▶ [What is asked]:
Extract the entries in their exact form.
** start **
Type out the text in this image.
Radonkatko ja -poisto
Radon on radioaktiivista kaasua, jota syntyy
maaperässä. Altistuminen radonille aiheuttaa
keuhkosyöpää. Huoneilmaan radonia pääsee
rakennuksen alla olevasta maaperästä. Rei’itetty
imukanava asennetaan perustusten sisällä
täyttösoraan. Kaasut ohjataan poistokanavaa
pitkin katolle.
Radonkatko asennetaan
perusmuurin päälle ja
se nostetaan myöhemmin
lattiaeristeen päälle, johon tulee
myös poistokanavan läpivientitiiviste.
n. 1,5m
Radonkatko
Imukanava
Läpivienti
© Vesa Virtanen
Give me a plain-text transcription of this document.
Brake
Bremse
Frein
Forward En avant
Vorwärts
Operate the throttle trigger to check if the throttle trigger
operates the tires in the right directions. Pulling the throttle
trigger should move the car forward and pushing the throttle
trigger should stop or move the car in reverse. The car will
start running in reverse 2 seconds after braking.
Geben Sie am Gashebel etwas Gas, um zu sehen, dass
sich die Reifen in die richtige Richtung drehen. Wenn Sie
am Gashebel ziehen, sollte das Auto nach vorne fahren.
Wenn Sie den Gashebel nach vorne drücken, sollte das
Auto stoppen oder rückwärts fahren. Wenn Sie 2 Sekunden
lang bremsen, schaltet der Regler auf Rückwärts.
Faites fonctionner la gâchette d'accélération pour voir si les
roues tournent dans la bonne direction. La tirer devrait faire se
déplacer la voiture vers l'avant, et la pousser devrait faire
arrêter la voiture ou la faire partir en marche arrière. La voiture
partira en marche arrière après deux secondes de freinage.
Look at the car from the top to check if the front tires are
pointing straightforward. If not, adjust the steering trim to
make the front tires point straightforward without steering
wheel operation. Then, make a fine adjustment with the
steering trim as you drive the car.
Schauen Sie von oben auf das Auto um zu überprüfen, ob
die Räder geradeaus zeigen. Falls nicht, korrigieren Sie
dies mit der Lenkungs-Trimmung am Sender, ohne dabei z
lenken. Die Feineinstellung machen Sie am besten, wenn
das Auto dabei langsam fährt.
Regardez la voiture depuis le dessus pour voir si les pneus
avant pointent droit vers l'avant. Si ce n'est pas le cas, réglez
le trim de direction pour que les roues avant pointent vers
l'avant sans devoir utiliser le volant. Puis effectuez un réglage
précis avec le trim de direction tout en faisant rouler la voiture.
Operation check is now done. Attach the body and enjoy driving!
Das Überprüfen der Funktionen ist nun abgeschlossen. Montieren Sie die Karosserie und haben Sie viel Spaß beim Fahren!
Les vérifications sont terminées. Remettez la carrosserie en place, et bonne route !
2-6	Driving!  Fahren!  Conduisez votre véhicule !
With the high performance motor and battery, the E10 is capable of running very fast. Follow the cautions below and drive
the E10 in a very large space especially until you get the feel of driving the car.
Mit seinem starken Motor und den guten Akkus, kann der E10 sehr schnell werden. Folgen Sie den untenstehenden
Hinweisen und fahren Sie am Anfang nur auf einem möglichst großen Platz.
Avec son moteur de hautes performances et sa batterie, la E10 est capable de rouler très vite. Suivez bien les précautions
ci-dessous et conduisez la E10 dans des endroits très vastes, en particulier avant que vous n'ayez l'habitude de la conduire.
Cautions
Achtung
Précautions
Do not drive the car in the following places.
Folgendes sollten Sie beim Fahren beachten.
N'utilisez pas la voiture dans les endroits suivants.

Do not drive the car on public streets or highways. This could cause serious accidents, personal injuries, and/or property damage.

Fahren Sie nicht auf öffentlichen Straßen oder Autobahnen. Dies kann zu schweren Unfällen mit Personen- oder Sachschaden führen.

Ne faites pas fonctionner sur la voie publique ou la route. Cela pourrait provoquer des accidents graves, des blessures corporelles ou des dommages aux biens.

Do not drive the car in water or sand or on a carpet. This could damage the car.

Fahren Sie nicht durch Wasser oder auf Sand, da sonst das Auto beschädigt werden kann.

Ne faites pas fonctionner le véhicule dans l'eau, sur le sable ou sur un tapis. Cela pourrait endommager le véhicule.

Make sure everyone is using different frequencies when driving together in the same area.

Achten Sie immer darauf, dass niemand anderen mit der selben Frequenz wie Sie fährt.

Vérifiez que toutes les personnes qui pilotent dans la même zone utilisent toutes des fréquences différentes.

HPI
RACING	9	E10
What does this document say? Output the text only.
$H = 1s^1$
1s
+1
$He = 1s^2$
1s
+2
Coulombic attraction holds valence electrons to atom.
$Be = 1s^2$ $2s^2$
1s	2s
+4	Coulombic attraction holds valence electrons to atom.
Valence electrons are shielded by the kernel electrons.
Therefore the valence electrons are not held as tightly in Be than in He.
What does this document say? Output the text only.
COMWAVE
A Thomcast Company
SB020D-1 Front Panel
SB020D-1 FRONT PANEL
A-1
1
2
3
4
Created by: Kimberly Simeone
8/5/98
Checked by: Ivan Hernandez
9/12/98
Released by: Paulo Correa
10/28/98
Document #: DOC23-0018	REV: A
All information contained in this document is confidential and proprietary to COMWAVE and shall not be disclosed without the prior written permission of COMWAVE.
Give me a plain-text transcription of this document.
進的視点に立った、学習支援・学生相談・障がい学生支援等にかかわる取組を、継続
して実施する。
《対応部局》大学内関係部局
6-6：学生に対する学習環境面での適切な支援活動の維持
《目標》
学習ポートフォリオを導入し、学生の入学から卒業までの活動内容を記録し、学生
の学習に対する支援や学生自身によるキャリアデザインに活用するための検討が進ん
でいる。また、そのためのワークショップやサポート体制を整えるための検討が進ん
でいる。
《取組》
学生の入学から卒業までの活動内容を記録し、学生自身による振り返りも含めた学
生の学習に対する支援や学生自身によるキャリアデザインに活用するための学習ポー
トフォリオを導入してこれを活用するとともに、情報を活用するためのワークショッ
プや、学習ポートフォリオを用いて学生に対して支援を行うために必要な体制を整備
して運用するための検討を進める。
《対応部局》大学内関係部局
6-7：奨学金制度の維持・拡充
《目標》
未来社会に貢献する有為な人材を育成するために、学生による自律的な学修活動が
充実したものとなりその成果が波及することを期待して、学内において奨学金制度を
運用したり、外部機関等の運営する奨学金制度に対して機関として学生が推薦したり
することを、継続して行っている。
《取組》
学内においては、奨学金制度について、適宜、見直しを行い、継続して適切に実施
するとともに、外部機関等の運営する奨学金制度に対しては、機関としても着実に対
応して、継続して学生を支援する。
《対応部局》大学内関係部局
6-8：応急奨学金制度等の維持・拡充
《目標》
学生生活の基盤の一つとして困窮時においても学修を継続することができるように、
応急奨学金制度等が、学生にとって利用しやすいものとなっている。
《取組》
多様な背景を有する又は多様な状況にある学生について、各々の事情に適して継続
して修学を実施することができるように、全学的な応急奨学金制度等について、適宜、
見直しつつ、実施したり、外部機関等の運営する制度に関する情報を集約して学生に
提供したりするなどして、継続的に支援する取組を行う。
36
** end **
▶ [Result]:
Type out the text in this image.
Radonkatko ja -poisto
Radon on radioaktiivista kaasua, jota syntyy
maaperässä. Altistuminen radonille aiheuttaa
keuhkosyöpää. Huoneilmaan radonia pääsee
rakennuksen alla olevasta maaperästä. Rei’itetty
imukanava asennetaan perustusten sisällä
täyttösoraan. Kaasut ohjataan poistokanavaa
pitkin katolle.
Radonkatko asennetaan
perusmuurin päälle ja
se nostetaan myöhemmin
lattiaeristeen päälle, johon tulee
myös poistokanavan läpivientitiiviste.
n. 1,5m
Radonkatko
Imukanava
Läpivienti
© Vesa Virtanen
Give me a plain-text transcription of this document.
Brake
Bremse
Frein
Forward En avant
Vorwärts
Operate the throttle trigger to check if the throttle trigger
operates the tires in the right directions. Pulling the throttle
trigger should move the car forward and pushing the throttle
trigger should stop or move the car in reverse. The car will
start running in reverse 2 seconds after braking.
Geben Sie am Gashebel etwas Gas, um zu sehen, dass
sich die Reifen in die richtige Richtung drehen. Wenn Sie
am Gashebel ziehen, sollte das Auto nach vorne fahren.
Wenn Sie den Gashebel nach vorne drücken, sollte das
Auto stoppen oder rückwärts fahren. Wenn Sie 2 Sekunden
lang bremsen, schaltet der Regler auf Rückwärts.
Faites fonctionner la gâchette d'accélération pour voir si les
roues tournent dans la bonne direction. La tirer devrait faire se
déplacer la voiture vers l'avant, et la pousser devrait faire
arrêter la voiture ou la faire partir en marche arrière. La voiture
partira en marche arrière après deux secondes de freinage.
Look at the car from the top to check if the front tires are
pointing straightforward. If not, adjust the steering trim to
make the front tires point straightforward without steering
wheel operation. Then, make a fine adjustment with the
steering trim as you drive the car.
Schauen Sie von oben auf das Auto um zu überprüfen, ob
die Räder geradeaus zeigen. Falls nicht, korrigieren Sie
dies mit der Lenkungs-Trimmung am Sender, ohne dabei z
lenken. Die Feineinstellung machen Sie am besten, wenn
das Auto dabei langsam fährt.
Regardez la voiture depuis le dessus pour voir si les pneus
avant pointent droit vers l'avant. Si ce n'est pas le cas, réglez
le trim de direction pour que les roues avant pointent vers
l'avant sans devoir utiliser le volant. Puis effectuez un réglage
précis avec le trim de direction tout en faisant rouler la voiture.
Operation check is now done. Attach the body and enjoy driving!
Das Überprüfen der Funktionen ist nun abgeschlossen. Montieren Sie die Karosserie und haben Sie viel Spaß beim Fahren!
Les vérifications sont terminées. Remettez la carrosserie en place, et bonne route !
2-6	Driving!  Fahren!  Conduisez votre véhicule !
With the high performance motor and battery, the E10 is capable of running very fast. Follow the cautions below and drive
the E10 in a very large space especially until you get the feel of driving the car.
Mit seinem starken Motor und den guten Akkus, kann der E10 sehr schnell werden. Folgen Sie den untenstehenden
Hinweisen und fahren Sie am Anfang nur auf einem möglichst großen Platz.
Avec son moteur de hautes performances et sa batterie, la E10 est capable de rouler très vite. Suivez bien les précautions
ci-dessous et conduisez la E10 dans des endroits très vastes, en particulier avant que vous n'ayez l'habitude de la conduire.
Cautions
Achtung
Précautions
Do not drive the car in the following places.
Folgendes sollten Sie beim Fahren beachten.
N'utilisez pas la voiture dans les endroits suivants.

Do not drive the car on public streets or highways. This could cause serious accidents, personal injuries, and/or property damage.

Fahren Sie nicht auf öffentlichen Straßen oder Autobahnen. Dies kann zu schweren Unfällen mit Personen- oder Sachschaden führen.

Ne faites pas fonctionner sur la voie publique ou la route. Cela pourrait provoquer des accidents graves, des blessures corporelles ou des dommages aux biens.

Do not drive the car in water or sand or on a carpet. This could damage the car.

Fahren Sie nicht durch Wasser oder auf Sand, da sonst das Auto beschädigt werden kann.

Ne faites pas fonctionner le véhicule dans l'eau, sur le sable ou sur un tapis. Cela pourrait endommager le véhicule.

Make sure everyone is using different frequencies when driving together in the same area.

Achten Sie immer darauf, dass niemand anderen mit der selben Frequenz wie Sie fährt.

Vérifiez que toutes les personnes qui pilotent dans la même zone utilisent toutes des fréquences différentes.

HPI
RACING	9	E10
What does this document say? Output the text only.
$H = 1s^1$
1s
+1
$He = 1s^2$
1s
+2
Coulombic attraction holds valence electrons to atom.
$Be = 1s^2$ $2s^2$
1s	2s
+4	Coulombic attraction holds valence electrons to atom.
Valence electrons are shielded by the kernel electrons.
Therefore the valence electrons are not held as tightly in Be than in He.
What does this document say? Output the text only.
COMWAVE
A Thomcast Company
SB020D-1 Front Panel
SB020D-1 FRONT PANEL
A-1
1
2
3
4
Created by: Kimberly Simeone
8/5/98
Checked by: Ivan Hernandez
9/12/98
Released by: Paulo Correa
10/28/98
Document #: DOC23-0018	REV: A
All information contained in this document is confidential and proprietary to COMWAVE and shall not be disclosed without the prior written permission of COMWAVE.
Give me a plain-text transcription of this document.
進的視点に立った、学習支援・学生相談・障がい学生支援等にかかわる取組を、継続
して実施する。
《対応部局》大学内関係部局
6-6：学生に対する学習環境面での適切な支援活動の維持
《目標》
学習ポートフォリオを導入し、学生の入学から卒業までの活動内容を記録し、学生
の学習に対する支援や学生自身によるキャリアデザインに活用するための検討が進ん
でいる。また、そのためのワークショップやサポート体制を整えるための検討が進ん
でいる。
《取組》
学生の入学から卒業までの活動内容を記録し、学生自身による振り返りも含めた学
生の学習に対する支援や学生自身によるキャリアデザインに活用するための学習ポー
トフォリオを導入してこれを活用するとともに、情報を活用するためのワークショッ
プや、学習ポートフォリオを用いて学生に対して支援を行うために必要な体制を整備
して運用するための検討を進める。
《対応部局》大学内関係部局
6-7：奨学金制度の維持・拡充
《目標》
未来社会に貢献する有為な人材を育成するために、学生による自律的な学修活動が
充実したものとなりその成果が波及することを期待して、学内において奨学金制度を
運用したり、外部機関等の運営する奨学金制度に対して機関として学生が推薦したり
することを、継続して行っている。
《取組》
学内においては、奨学金制度について、適宜、見直しを行い、継続して適切に実施
するとともに、外部機関等の運営する奨学金制度に対しては、機関としても着実に対
応して、継続して学生を支援する。
《対応部局》大学内関係部局
6-8：応急奨学金制度等の維持・拡充
《目標》
学生生活の基盤の一つとして困窮時においても学修を継続することができるように、
応急奨学金制度等が、学生にとって利用しやすいものとなっている。
《取組》
多様な背景を有する又は多様な状況にある学生について、各々の事情に適して継続
して修学を実施することができるように、全学的な応急奨学金制度等について、適宜、
見直しつつ、実施したり、外部機関等の運営する制度に関する情報を集約して学生に
提供したりするなどして、継続的に支援する取組を行う。
36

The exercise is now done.